_Goal_
In the copy, include every entry exactly but none of the images.

** Begin Dataset content **

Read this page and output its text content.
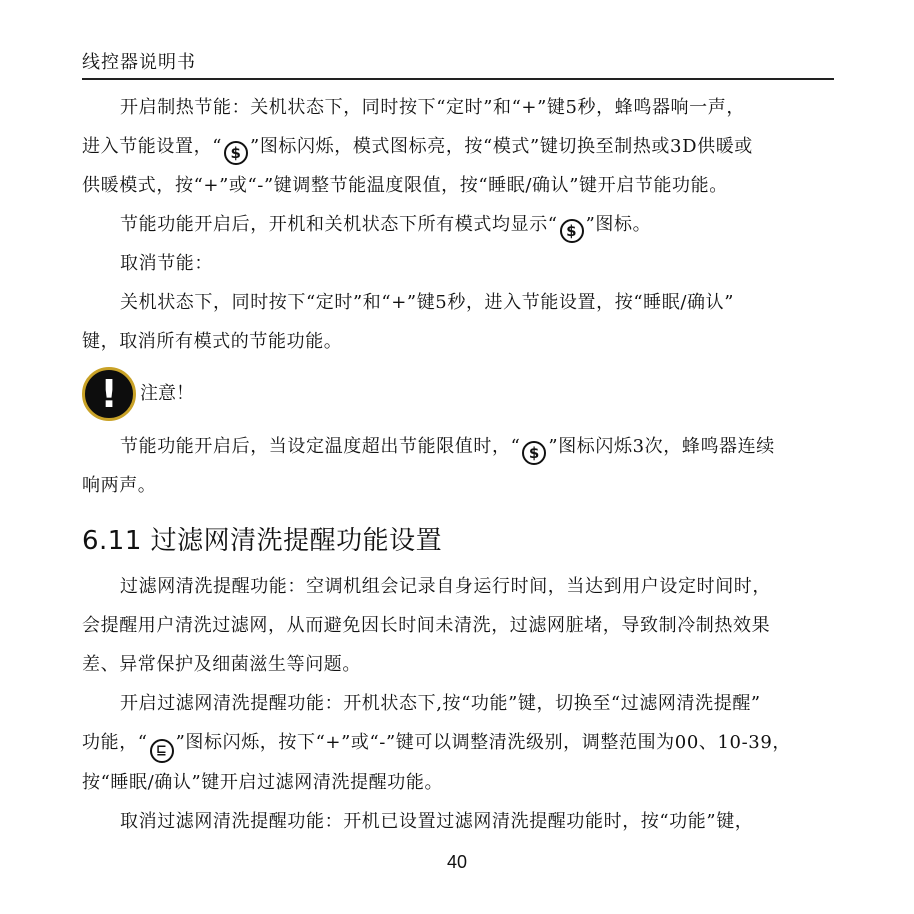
线控器说明书
开启制热节能：关机状态下，同时按下“定时”和“+”键5秒，蜂鸣器响一声，
进入节能设置，“ $ ”图标闪烁，模式图标亮，按“模式”键切换至制热或3D供暖或
供暖模式，按“+”或“-”键调整节能温度限值，按“睡眠/确认”键开启节能功能。
节能功能开启后，开机和关机状态下所有模式均显示“ $ ”图标。
取消节能：
关机状态下，同时按下“定时”和“+”键5秒，进入节能设置，按“睡眠/确认”
键，取消所有模式的节能功能。
!	注意！
节能功能开启后，当设定温度超出节能限值时，“ $ ”图标闪烁3次，蜂鸣器连续
响两声。
6.11 过滤网清洗提醒功能设置
过滤网清洗提醒功能：空调机组会记录自身运行时间，当达到用户设定时间时，
会提醒用户清洗过滤网，从而避免因长时间未清洗，过滤网脏堵，导致制冷制热效果
差、异常保护及细菌滋生等问题。
开启过滤网清洗提醒功能：开机状态下,按“功能”键，切换至“过滤网清洗提醒”
功能，“ ⊑ ”图标闪烁，按下“+”或“-”键可以调整清洗级别，调整范围为00、10-39，
按“睡眠/确认”键开启过滤网清洗提醒功能。
取消过滤网清洗提醒功能：开机已设置过滤网清洗提醒功能时，按“功能”键，
40
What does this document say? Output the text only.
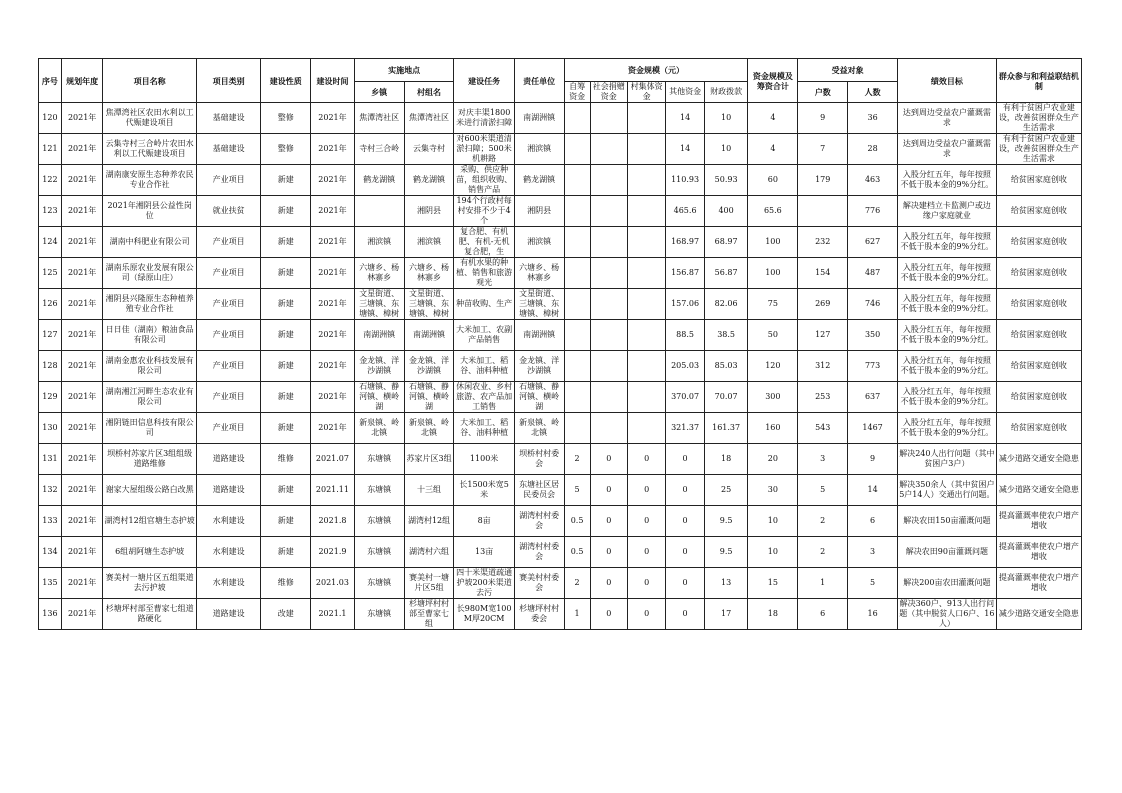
序号	规划年度	项目名称	项目类别	建设性质	建设时间	实施地点		建设任务	责任单位	资金规模（元）					资金规模及筹资合计	受益对象		绩效目标	群众参与和利益联结机制
						乡镇	村组名			自筹资金	社会捐赠资金	村集体资金	其他资金	财政拨款		户数	人数		
120	2021年	焦潭湾社区农田水利以工代赈建设项目	基础建设	整修	2021年	焦潭湾社区	焦潭湾社区	对庆丰渠1800米进行清淤扫障	南湖洲镇				14	10	4	9	36	达到周边受益农户灌溉需求	有利于贫困户农业建设，改善贫困群众生产生活需求
121	2021年	云集寺村三合岭片农田水利以工代赈建设项目	基础建设	整修	2021年	寺村三合岭	云集寺村	对600米渠道清淤扫障；500米机耕路	湘滨镇				14	10	4	7	28	达到周边受益农户灌溉需求	有利于贫困户农业建设，改善贫困群众生产生活需求
122	2021年	湖南康安原生态种养农民专业合作社	产业项目	新建	2021年	鹤龙湖镇	鹤龙湖镇	采购、供应种苗，组织收购、销售产品	鹤龙湖镇				110.93	50.93	60	179	463	入股分红五年，每年按照不低于股本金的9%分红。	给贫困家庭创收
123	2021年	2021年湘阴县公益性岗位	就业扶贫	新建	2021年		湘阴县	194个行政村每村安排不少于4个	湘阴县				465.6	400	65.6		776	解决建档立卡监测户或边缘户家庭就业	给贫困家庭创收
124	2021年	湖南中科肥业有限公司	产业项目	新建	2021年	湘滨镇	湘滨镇	复合肥、有机肥、有机-无机复合肥，生	湘滨镇				168.97	68.97	100	232	627	入股分红五年，每年按照不低于股本金的9%分红。	给贫困家庭创收
125	2021年	湖南乐原农业发展有限公司（绿原山庄）	产业项目	新建	2021年	六塘乡、杨林寨乡	六塘乡、杨林寨乡	有机水果的种植、销售和旅游观光	六塘乡、杨林寨乡				156.87	56.87	100	154	487	入股分红五年，每年按照不低于股本金的9%分红。	给贫困家庭创收
126	2021年	湘阴县兴隆原生态种植养殖专业合作社	产业项目	新建	2021年	文星街道、三塘镇、东塘镇、樟树	文星街道、三塘镇、东塘镇、樟树	种苗收购、生产	文星街道、三塘镇、东塘镇、樟树				157.06	82.06	75	269	746	入股分红五年，每年按照不低于股本金的9%分红。	给贫困家庭创收
127	2021年	日日佳（湖南）粮油食品有限公司	产业项目	新建	2021年	南湖洲镇	南湖洲镇	大米加工、农副产品销售	南湖洲镇				88.5	38.5	50	127	350	入股分红五年，每年按照不低于股本金的9%分红。	给贫困家庭创收
128	2021年	湖南金惠农业科技发展有限公司	产业项目	新建	2021年	金龙镇、洋沙湖镇	金龙镇、洋沙湖镇	大米加工、稻谷、油料种植	金龙镇、洋沙湖镇				205.03	85.03	120	312	773	入股分红五年，每年按照不低于股本金的9%分红。	给贫困家庭创收
129	2021年	湖南湘江河畔生态农业有限公司	产业项目	新建	2021年	石塘镇、静河镇、横岭湖	石塘镇、静河镇、横岭湖	休闲农业、乡村旅游、农产品加工销售	石塘镇、静河镇、横岭湖				370.07	70.07	300	253	637	入股分红五年，每年按照不低于股本金的9%分红。	给贫困家庭创收
130	2021年	湘阴链田信息科技有限公司	产业项目	新建	2021年	新泉镇、岭北镇	新泉镇、岭北镇	大米加工、稻谷、油料种植	新泉镇、岭北镇				321.37	161.37	160	543	1467	入股分红五年，每年按照不低于股本金的9%分红。	给贫困家庭创收
131	2021年	坝桥村苏家片区3组组级道路维修	道路建设	维修	2021.07	东塘镇	苏家片区3组	1100米	坝桥村村委会	2	0	0	0	18	20	3	9	解决240人出行问题（其中贫困户3户）	减少道路交通安全隐患
132	2021年	谢家大屋组级公路白改黑	道路建设	新建	2021.11	东塘镇	十三组	长1500米宽5米	东塘社区居民委员会	5	0	0	0	25	30	5	14	解决350余人（其中贫困户5户14人）交通出行问题。	减少道路交通安全隐患
133	2021年	湖湾村12组官塘生态护坡	水利建设	新建	2021.8	东塘镇	湖湾村12组	8亩	湖湾村村委会	0.5	0	0	0	9.5	10	2	6	解决农田150亩灌溉问题	提高灌溉率使农户增产增收
134	2021年	6组胡阿塘生态护坡	水利建设	新建	2021.9	东塘镇	湖湾村六组	13亩	湖湾村村委会	0.5	0	0	0	9.5	10	2	3	解决农田90亩灌溉问题	提高灌溉率使农户增产增收
135	2021年	赛美村一塘片区五组渠道去污护坡	水利建设	维修	2021.03	东塘镇	赛美村一塘片区5组	四十米渠道疏通护坡200米渠道去污	赛美村村委会	2	0	0	0	13	15	1	5	解决200亩农田灌溉问题	提高灌溉率使农户增产增收
136	2021年	杉塘坪村部至曹家七组道路硬化	道路建设	改建	2021.1	东塘镇	杉塘坪村村部至曹家七组	长980M宽100M厚20CM	杉塘坪村村委会	1	0	0	0	17	18	6	16	解决360户、913人出行问题（其中脱贫人口6户、16人）	减少道路交通安全隐患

** End Dataset content **

_Solution_
Read this page and output its text content.
线控器说明书
开启制热节能：关机状态下，同时按下“定时”和“+”键5秒，蜂鸣器响一声，
进入节能设置，“ $ ”图标闪烁，模式图标亮，按“模式”键切换至制热或3D供暖或
供暖模式，按“+”或“-”键调整节能温度限值，按“睡眠/确认”键开启节能功能。
节能功能开启后，开机和关机状态下所有模式均显示“ $ ”图标。
取消节能：
关机状态下，同时按下“定时”和“+”键5秒，进入节能设置，按“睡眠/确认”
键，取消所有模式的节能功能。
!	注意！
节能功能开启后，当设定温度超出节能限值时，“ $ ”图标闪烁3次，蜂鸣器连续
响两声。
6.11 过滤网清洗提醒功能设置
过滤网清洗提醒功能：空调机组会记录自身运行时间，当达到用户设定时间时，
会提醒用户清洗过滤网，从而避免因长时间未清洗，过滤网脏堵，导致制冷制热效果
差、异常保护及细菌滋生等问题。
开启过滤网清洗提醒功能：开机状态下,按“功能”键，切换至“过滤网清洗提醒”
功能，“ ⊑ ”图标闪烁，按下“+”或“-”键可以调整清洗级别，调整范围为00、10-39，
按“睡眠/确认”键开启过滤网清洗提醒功能。
取消过滤网清洗提醒功能：开机已设置过滤网清洗提醒功能时，按“功能”键，
40
What does this document say? Output the text only.
序号	规划年度	项目名称	项目类别	建设性质	建设时间	实施地点		建设任务	责任单位	资金规模（元）					资金规模及筹资合计	受益对象		绩效目标	群众参与和利益联结机制
						乡镇	村组名			自筹资金	社会捐赠资金	村集体资金	其他资金	财政拨款		户数	人数		
120	2021年	焦潭湾社区农田水利以工代赈建设项目	基础建设	整修	2021年	焦潭湾社区	焦潭湾社区	对庆丰渠1800米进行清淤扫障	南湖洲镇				14	10	4	9	36	达到周边受益农户灌溉需求	有利于贫困户农业建设，改善贫困群众生产生活需求
121	2021年	云集寺村三合岭片农田水利以工代赈建设项目	基础建设	整修	2021年	寺村三合岭	云集寺村	对600米渠道清淤扫障；500米机耕路	湘滨镇				14	10	4	7	28	达到周边受益农户灌溉需求	有利于贫困户农业建设，改善贫困群众生产生活需求
122	2021年	湖南康安原生态种养农民专业合作社	产业项目	新建	2021年	鹤龙湖镇	鹤龙湖镇	采购、供应种苗，组织收购、销售产品	鹤龙湖镇				110.93	50.93	60	179	463	入股分红五年，每年按照不低于股本金的9%分红。	给贫困家庭创收
123	2021年	2021年湘阴县公益性岗位	就业扶贫	新建	2021年		湘阴县	194个行政村每村安排不少于4个	湘阴县				465.6	400	65.6		776	解决建档立卡监测户或边缘户家庭就业	给贫困家庭创收
124	2021年	湖南中科肥业有限公司	产业项目	新建	2021年	湘滨镇	湘滨镇	复合肥、有机肥、有机-无机复合肥，生	湘滨镇				168.97	68.97	100	232	627	入股分红五年，每年按照不低于股本金的9%分红。	给贫困家庭创收
125	2021年	湖南乐原农业发展有限公司（绿原山庄）	产业项目	新建	2021年	六塘乡、杨林寨乡	六塘乡、杨林寨乡	有机水果的种植、销售和旅游观光	六塘乡、杨林寨乡				156.87	56.87	100	154	487	入股分红五年，每年按照不低于股本金的9%分红。	给贫困家庭创收
126	2021年	湘阴县兴隆原生态种植养殖专业合作社	产业项目	新建	2021年	文星街道、三塘镇、东塘镇、樟树	文星街道、三塘镇、东塘镇、樟树	种苗收购、生产	文星街道、三塘镇、东塘镇、樟树				157.06	82.06	75	269	746	入股分红五年，每年按照不低于股本金的9%分红。	给贫困家庭创收
127	2021年	日日佳（湖南）粮油食品有限公司	产业项目	新建	2021年	南湖洲镇	南湖洲镇	大米加工、农副产品销售	南湖洲镇				88.5	38.5	50	127	350	入股分红五年，每年按照不低于股本金的9%分红。	给贫困家庭创收
128	2021年	湖南金惠农业科技发展有限公司	产业项目	新建	2021年	金龙镇、洋沙湖镇	金龙镇、洋沙湖镇	大米加工、稻谷、油料种植	金龙镇、洋沙湖镇				205.03	85.03	120	312	773	入股分红五年，每年按照不低于股本金的9%分红。	给贫困家庭创收
129	2021年	湖南湘江河畔生态农业有限公司	产业项目	新建	2021年	石塘镇、静河镇、横岭湖	石塘镇、静河镇、横岭湖	休闲农业、乡村旅游、农产品加工销售	石塘镇、静河镇、横岭湖				370.07	70.07	300	253	637	入股分红五年，每年按照不低于股本金的9%分红。	给贫困家庭创收
130	2021年	湘阴链田信息科技有限公司	产业项目	新建	2021年	新泉镇、岭北镇	新泉镇、岭北镇	大米加工、稻谷、油料种植	新泉镇、岭北镇				321.37	161.37	160	543	1467	入股分红五年，每年按照不低于股本金的9%分红。	给贫困家庭创收
131	2021年	坝桥村苏家片区3组组级道路维修	道路建设	维修	2021.07	东塘镇	苏家片区3组	1100米	坝桥村村委会	2	0	0	0	18	20	3	9	解决240人出行问题（其中贫困户3户）	减少道路交通安全隐患
132	2021年	谢家大屋组级公路白改黑	道路建设	新建	2021.11	东塘镇	十三组	长1500米宽5米	东塘社区居民委员会	5	0	0	0	25	30	5	14	解决350余人（其中贫困户5户14人）交通出行问题。	减少道路交通安全隐患
133	2021年	湖湾村12组官塘生态护坡	水利建设	新建	2021.8	东塘镇	湖湾村12组	8亩	湖湾村村委会	0.5	0	0	0	9.5	10	2	6	解决农田150亩灌溉问题	提高灌溉率使农户增产增收
134	2021年	6组胡阿塘生态护坡	水利建设	新建	2021.9	东塘镇	湖湾村六组	13亩	湖湾村村委会	0.5	0	0	0	9.5	10	2	3	解决农田90亩灌溉问题	提高灌溉率使农户增产增收
135	2021年	赛美村一塘片区五组渠道去污护坡	水利建设	维修	2021.03	东塘镇	赛美村一塘片区5组	四十米渠道疏通护坡200米渠道去污	赛美村村委会	2	0	0	0	13	15	1	5	解决200亩农田灌溉问题	提高灌溉率使农户增产增收
136	2021年	杉塘坪村部至曹家七组道路硬化	道路建设	改建	2021.1	东塘镇	杉塘坪村村部至曹家七组	长980M宽100M厚20CM	杉塘坪村村委会	1	0	0	0	17	18	6	16	解决360户、913人出行问题（其中脱贫人口6户、16人）	减少道路交通安全隐患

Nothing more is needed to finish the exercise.